WORK ITEM
What lines below mention the word "emedan"? Copy each one.

(Records from a data source)

┄┄┄┄┄┄┄┄┄┄┄┄┄┄┄┄┄┄┄┄

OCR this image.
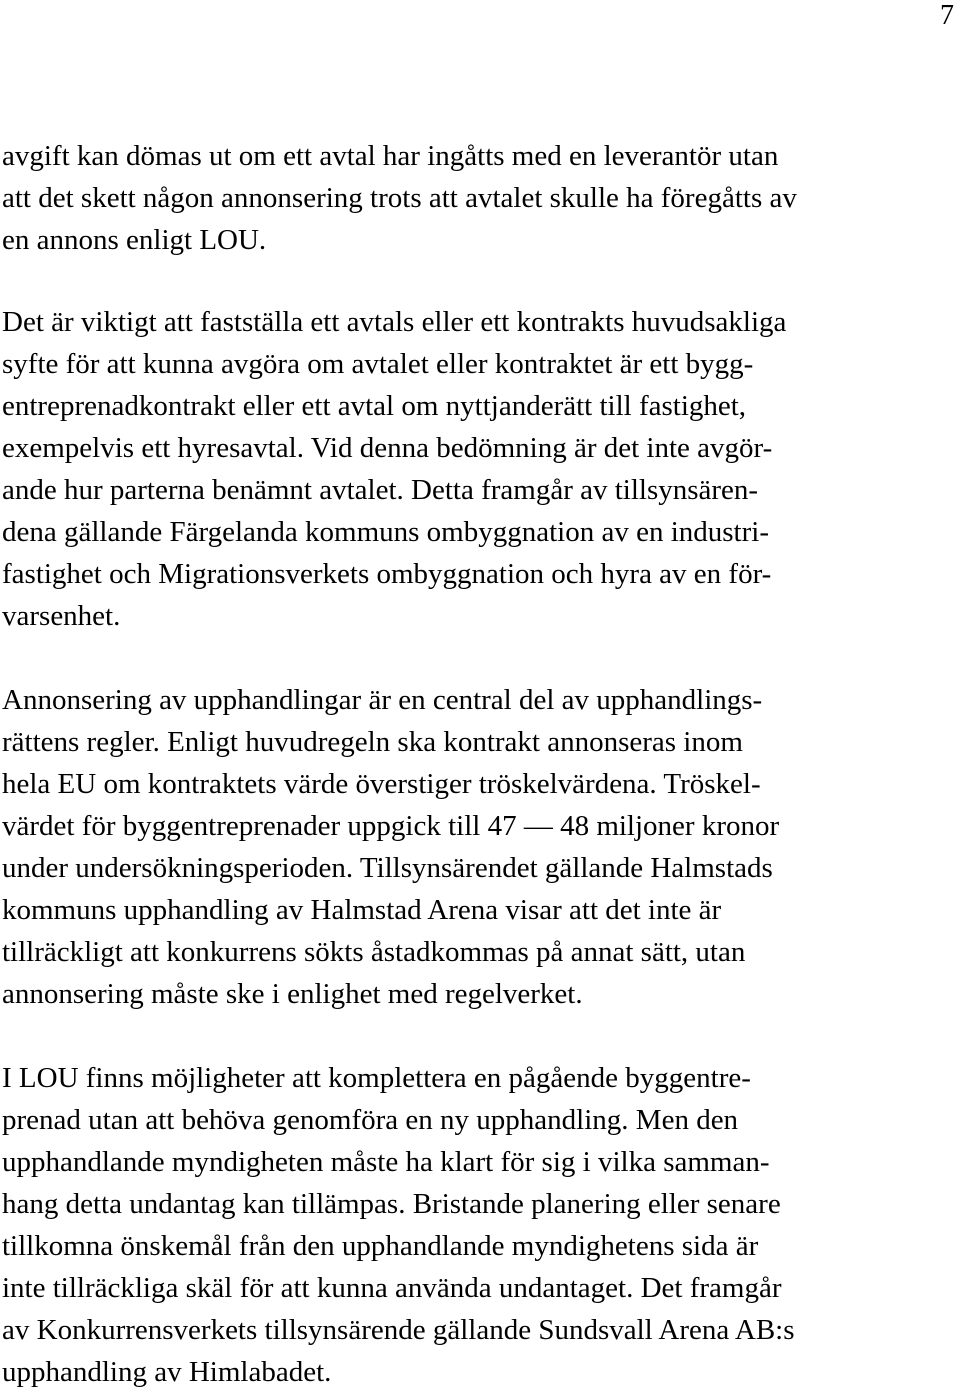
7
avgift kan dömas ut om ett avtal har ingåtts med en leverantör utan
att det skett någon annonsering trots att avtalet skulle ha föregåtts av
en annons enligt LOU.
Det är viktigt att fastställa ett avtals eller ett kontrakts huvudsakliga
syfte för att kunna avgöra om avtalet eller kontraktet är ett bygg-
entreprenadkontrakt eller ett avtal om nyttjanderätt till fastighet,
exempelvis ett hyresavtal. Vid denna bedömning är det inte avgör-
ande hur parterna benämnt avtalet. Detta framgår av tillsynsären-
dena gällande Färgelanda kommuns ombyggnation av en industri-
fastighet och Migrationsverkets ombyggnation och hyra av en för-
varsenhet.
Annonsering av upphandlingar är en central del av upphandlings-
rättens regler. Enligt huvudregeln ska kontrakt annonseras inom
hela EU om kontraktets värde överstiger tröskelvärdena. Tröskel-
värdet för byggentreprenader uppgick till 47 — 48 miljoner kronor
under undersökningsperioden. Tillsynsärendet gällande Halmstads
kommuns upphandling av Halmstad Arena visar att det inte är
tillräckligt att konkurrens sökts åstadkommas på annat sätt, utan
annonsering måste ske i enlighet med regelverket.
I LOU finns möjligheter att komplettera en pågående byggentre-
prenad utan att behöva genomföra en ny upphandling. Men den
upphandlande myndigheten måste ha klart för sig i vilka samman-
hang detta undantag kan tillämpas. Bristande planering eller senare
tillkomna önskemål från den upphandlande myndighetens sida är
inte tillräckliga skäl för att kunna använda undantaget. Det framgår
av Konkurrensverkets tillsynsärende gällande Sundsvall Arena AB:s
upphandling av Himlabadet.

┄┄┄┄┄┄┄┄┄┄┄┄┄┄┄┄┄┄┄┄

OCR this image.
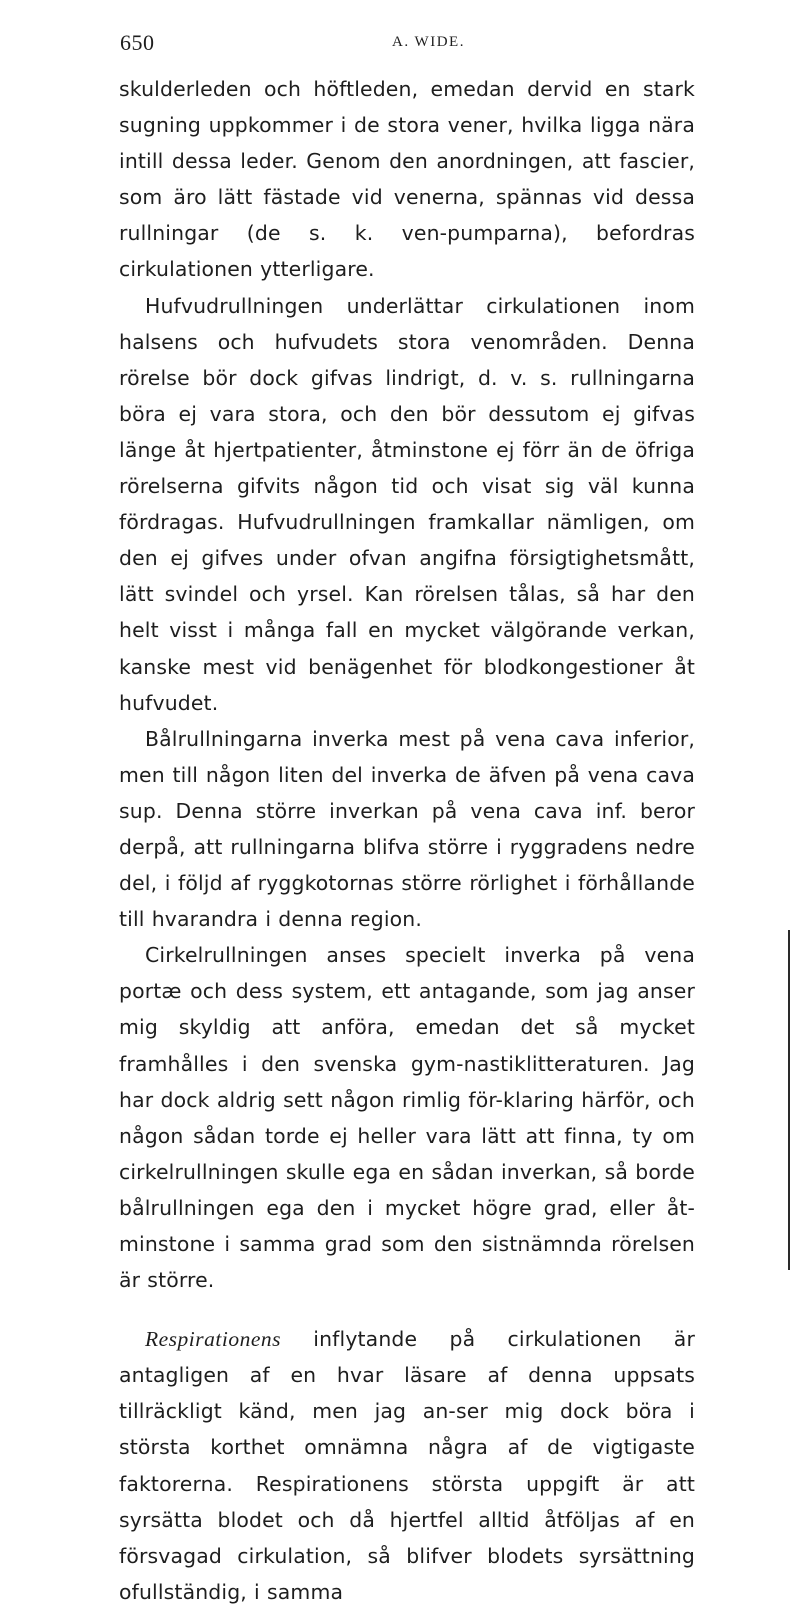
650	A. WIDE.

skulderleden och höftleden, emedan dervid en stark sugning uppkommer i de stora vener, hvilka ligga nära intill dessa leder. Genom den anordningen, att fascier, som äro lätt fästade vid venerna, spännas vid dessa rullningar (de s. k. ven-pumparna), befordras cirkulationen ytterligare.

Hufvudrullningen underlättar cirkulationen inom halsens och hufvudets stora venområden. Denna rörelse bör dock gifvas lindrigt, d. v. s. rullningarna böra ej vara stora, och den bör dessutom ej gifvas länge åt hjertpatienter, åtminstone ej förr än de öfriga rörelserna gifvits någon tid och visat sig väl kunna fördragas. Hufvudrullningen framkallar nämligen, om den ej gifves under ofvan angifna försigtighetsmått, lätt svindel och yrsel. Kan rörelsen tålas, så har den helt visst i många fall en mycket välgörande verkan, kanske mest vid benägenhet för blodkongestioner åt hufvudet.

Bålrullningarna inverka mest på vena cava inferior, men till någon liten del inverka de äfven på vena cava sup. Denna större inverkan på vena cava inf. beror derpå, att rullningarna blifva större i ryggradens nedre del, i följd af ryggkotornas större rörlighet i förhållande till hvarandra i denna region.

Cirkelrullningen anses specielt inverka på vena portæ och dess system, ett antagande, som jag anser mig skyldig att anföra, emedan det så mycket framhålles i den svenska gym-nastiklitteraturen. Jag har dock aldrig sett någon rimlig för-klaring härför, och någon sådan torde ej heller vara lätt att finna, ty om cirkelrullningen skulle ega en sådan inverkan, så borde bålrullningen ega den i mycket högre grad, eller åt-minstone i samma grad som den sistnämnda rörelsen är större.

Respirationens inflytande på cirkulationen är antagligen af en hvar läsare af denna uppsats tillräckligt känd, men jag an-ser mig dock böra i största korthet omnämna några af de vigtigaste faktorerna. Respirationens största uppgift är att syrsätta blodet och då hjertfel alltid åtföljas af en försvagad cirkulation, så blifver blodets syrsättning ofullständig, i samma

┄┄┄┄┄┄┄┄┄┄┄┄┄┄┄┄┄┄┄┄

RESPONSE BOX
skulderleden och höftleden, emedan dervid en stark sugning uppkommer i de stora vener, hvilka ligga nära intill dessa leder. Genom den anordningen, att fascier, som äro lätt fästade vid venerna, spännas vid dessa rullningar (de s. k. ven-pumparna), befordras cirkulationen ytterligare.
Cirkelrullningen anses specielt inverka på vena portæ och dess system, ett antagande, som jag anser mig skyldig att anföra, emedan det så mycket framhålles i den svenska gym-nastiklitteraturen. Jag har dock aldrig sett någon rimlig för-klaring härför, och någon sådan torde ej heller vara lätt att finna, ty om cirkelrullningen skulle ega en sådan inverkan, så borde bålrullningen ega den i mycket högre grad, eller åt-minstone i samma grad som den sistnämnda rörelsen är större.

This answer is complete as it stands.